**GIVEN EXERCISE**
Write out the whole listing again, exactly as given.

**ENTRIES**
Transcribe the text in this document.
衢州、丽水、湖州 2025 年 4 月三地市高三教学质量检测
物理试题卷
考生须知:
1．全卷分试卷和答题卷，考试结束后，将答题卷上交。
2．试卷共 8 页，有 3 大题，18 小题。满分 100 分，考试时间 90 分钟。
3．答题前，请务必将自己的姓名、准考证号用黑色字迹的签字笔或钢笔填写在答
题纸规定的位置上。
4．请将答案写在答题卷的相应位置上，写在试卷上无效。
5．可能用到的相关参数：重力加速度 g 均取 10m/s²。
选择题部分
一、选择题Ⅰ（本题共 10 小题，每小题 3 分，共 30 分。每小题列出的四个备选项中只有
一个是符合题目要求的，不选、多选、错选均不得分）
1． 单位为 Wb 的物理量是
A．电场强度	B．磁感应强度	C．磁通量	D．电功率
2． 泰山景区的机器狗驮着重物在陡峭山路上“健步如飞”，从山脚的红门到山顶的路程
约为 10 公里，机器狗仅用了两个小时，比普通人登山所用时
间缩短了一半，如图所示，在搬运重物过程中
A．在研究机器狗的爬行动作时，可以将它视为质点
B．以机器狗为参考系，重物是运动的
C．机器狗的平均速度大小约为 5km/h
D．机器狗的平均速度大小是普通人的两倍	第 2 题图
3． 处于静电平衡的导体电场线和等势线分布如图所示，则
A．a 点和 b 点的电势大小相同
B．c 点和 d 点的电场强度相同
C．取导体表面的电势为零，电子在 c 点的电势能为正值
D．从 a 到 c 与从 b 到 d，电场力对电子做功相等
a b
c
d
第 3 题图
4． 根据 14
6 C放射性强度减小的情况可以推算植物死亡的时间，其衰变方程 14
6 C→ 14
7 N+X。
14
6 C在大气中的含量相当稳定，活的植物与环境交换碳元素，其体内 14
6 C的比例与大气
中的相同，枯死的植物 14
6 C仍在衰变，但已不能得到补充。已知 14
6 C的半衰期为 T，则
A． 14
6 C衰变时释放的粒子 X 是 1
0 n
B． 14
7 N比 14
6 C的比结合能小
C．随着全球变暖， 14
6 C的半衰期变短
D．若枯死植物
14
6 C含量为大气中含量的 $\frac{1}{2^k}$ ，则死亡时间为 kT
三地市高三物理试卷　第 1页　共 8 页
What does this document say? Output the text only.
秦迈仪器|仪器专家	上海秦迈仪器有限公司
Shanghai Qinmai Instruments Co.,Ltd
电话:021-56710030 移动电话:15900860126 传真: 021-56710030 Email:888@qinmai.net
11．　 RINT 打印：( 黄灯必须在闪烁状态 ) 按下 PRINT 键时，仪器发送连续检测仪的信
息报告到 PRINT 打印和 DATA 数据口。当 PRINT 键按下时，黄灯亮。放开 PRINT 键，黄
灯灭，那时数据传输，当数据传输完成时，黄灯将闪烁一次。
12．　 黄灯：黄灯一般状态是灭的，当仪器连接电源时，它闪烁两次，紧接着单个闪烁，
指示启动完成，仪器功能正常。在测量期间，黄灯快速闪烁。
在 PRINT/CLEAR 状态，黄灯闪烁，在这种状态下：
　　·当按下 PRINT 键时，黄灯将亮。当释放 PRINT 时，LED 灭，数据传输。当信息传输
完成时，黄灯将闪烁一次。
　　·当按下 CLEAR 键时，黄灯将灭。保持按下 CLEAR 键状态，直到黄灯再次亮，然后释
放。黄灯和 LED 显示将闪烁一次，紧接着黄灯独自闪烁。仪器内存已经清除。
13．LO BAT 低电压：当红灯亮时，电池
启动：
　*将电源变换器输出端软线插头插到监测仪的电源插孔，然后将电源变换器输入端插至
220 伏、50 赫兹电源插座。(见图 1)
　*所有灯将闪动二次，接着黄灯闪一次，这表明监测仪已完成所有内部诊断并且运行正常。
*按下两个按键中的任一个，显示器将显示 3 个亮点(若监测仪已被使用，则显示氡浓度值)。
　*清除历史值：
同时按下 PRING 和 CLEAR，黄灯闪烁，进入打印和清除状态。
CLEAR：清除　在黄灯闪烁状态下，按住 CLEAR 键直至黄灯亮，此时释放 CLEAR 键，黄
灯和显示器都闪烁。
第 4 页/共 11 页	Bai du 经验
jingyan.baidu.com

**EXERCISE OUTPUT**
Transcribe the text in this document.
衢州、丽水、湖州 2025 年 4 月三地市高三教学质量检测
物理试题卷
考生须知:
1．全卷分试卷和答题卷，考试结束后，将答题卷上交。
2．试卷共 8 页，有 3 大题，18 小题。满分 100 分，考试时间 90 分钟。
3．答题前，请务必将自己的姓名、准考证号用黑色字迹的签字笔或钢笔填写在答
题纸规定的位置上。
4．请将答案写在答题卷的相应位置上，写在试卷上无效。
5．可能用到的相关参数：重力加速度 g 均取 10m/s²。
选择题部分
一、选择题Ⅰ（本题共 10 小题，每小题 3 分，共 30 分。每小题列出的四个备选项中只有
一个是符合题目要求的，不选、多选、错选均不得分）
1． 单位为 Wb 的物理量是
A．电场强度	B．磁感应强度	C．磁通量	D．电功率
2． 泰山景区的机器狗驮着重物在陡峭山路上“健步如飞”，从山脚的红门到山顶的路程
约为 10 公里，机器狗仅用了两个小时，比普通人登山所用时
间缩短了一半，如图所示，在搬运重物过程中
A．在研究机器狗的爬行动作时，可以将它视为质点
B．以机器狗为参考系，重物是运动的
C．机器狗的平均速度大小约为 5km/h
D．机器狗的平均速度大小是普通人的两倍	第 2 题图
3． 处于静电平衡的导体电场线和等势线分布如图所示，则
A．a 点和 b 点的电势大小相同
B．c 点和 d 点的电场强度相同
C．取导体表面的电势为零，电子在 c 点的电势能为正值
D．从 a 到 c 与从 b 到 d，电场力对电子做功相等
a b
c
d
第 3 题图
4． 根据 14
6 C放射性强度减小的情况可以推算植物死亡的时间，其衰变方程 14
6 C→ 14
7 N+X。
14
6 C在大气中的含量相当稳定，活的植物与环境交换碳元素，其体内 14
6 C的比例与大气
中的相同，枯死的植物 14
6 C仍在衰变，但已不能得到补充。已知 14
6 C的半衰期为 T，则
A． 14
6 C衰变时释放的粒子 X 是 1
0 n
B． 14
7 N比 14
6 C的比结合能小
C．随着全球变暖， 14
6 C的半衰期变短
D．若枯死植物
14
6 C含量为大气中含量的 $\frac{1}{2^k}$ ，则死亡时间为 kT
三地市高三物理试卷　第 1页　共 8 页
What does this document say? Output the text only.
秦迈仪器|仪器专家	上海秦迈仪器有限公司
Shanghai Qinmai Instruments Co.,Ltd
电话:021-56710030 移动电话:15900860126 传真: 021-56710030 Email:888@qinmai.net
11．　 RINT 打印：( 黄灯必须在闪烁状态 ) 按下 PRINT 键时，仪器发送连续检测仪的信
息报告到 PRINT 打印和 DATA 数据口。当 PRINT 键按下时，黄灯亮。放开 PRINT 键，黄
灯灭，那时数据传输，当数据传输完成时，黄灯将闪烁一次。
12．　 黄灯：黄灯一般状态是灭的，当仪器连接电源时，它闪烁两次，紧接着单个闪烁，
指示启动完成，仪器功能正常。在测量期间，黄灯快速闪烁。
在 PRINT/CLEAR 状态，黄灯闪烁，在这种状态下：
　　·当按下 PRINT 键时，黄灯将亮。当释放 PRINT 时，LED 灭，数据传输。当信息传输
完成时，黄灯将闪烁一次。
　　·当按下 CLEAR 键时，黄灯将灭。保持按下 CLEAR 键状态，直到黄灯再次亮，然后释
放。黄灯和 LED 显示将闪烁一次，紧接着黄灯独自闪烁。仪器内存已经清除。
13．LO BAT 低电压：当红灯亮时，电池
启动：
　*将电源变换器输出端软线插头插到监测仪的电源插孔，然后将电源变换器输入端插至
220 伏、50 赫兹电源插座。(见图 1)
　*所有灯将闪动二次，接着黄灯闪一次，这表明监测仪已完成所有内部诊断并且运行正常。
*按下两个按键中的任一个，显示器将显示 3 个亮点(若监测仪已被使用，则显示氡浓度值)。
　*清除历史值：
同时按下 PRING 和 CLEAR，黄灯闪烁，进入打印和清除状态。
CLEAR：清除　在黄灯闪烁状态下，按住 CLEAR 键直至黄灯亮，此时释放 CLEAR 键，黄
灯和显示器都闪烁。
第 4 页/共 11 页	Bai du 经验
jingyan.baidu.com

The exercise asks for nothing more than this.